Task: Where does the string "name" appear in the records? Copy every line that contains it.

>> start Supplied information

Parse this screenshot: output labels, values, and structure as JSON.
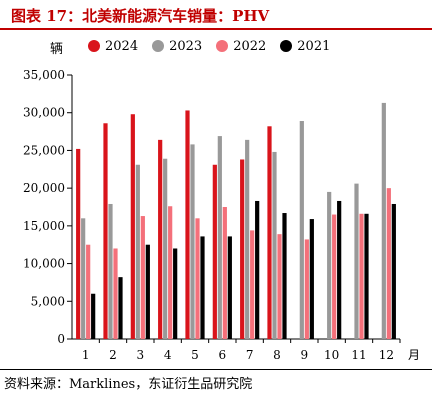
{
  "figure": {
    "title": "图表 17：北美新能源汽车销量：PHV",
    "source": "资料来源：Marklines，东证衍生品研究院"
  },
  "chart_data": {
    "type": "bar",
    "ylabel": "辆",
    "xunit": "月",
    "categories": [
      "1",
      "2",
      "3",
      "4",
      "5",
      "6",
      "7",
      "8",
      "9",
      "10",
      "11",
      "12"
    ],
    "ylim": [
      0,
      35000
    ],
    "yticks": [
      "0",
      "5,000",
      "10,000",
      "15,000",
      "20,000",
      "25,000",
      "30,000",
      "35,000"
    ],
    "ytick_values": [
      0,
      5000,
      10000,
      15000,
      20000,
      25000,
      30000,
      35000
    ],
    "grid": false,
    "legend_position": "top",
    "series": [
      {
        "name": "2024",
        "color": "#d9141b",
        "values": [
          25200,
          28600,
          29800,
          26400,
          30300,
          23100,
          23800,
          28200,
          null,
          null,
          null,
          null
        ]
      },
      {
        "name": "2023",
        "color": "#999999",
        "values": [
          16000,
          17900,
          23100,
          23900,
          25800,
          26900,
          26400,
          24800,
          28900,
          19500,
          20600,
          31300
        ]
      },
      {
        "name": "2022",
        "color": "#f4707a",
        "values": [
          12500,
          12000,
          16300,
          17600,
          16000,
          17500,
          14400,
          13900,
          13200,
          16500,
          16600,
          20000
        ]
      },
      {
        "name": "2021",
        "color": "#000000",
        "values": [
          6000,
          8200,
          12500,
          12000,
          13600,
          13600,
          18300,
          16700,
          15900,
          18300,
          16600,
          17900
        ]
      }
    ]
  }
}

>> end Supplied information

The reply:
        "name": "2024",
        "name": "2023",
        "name": "2022",
        "name": "2021",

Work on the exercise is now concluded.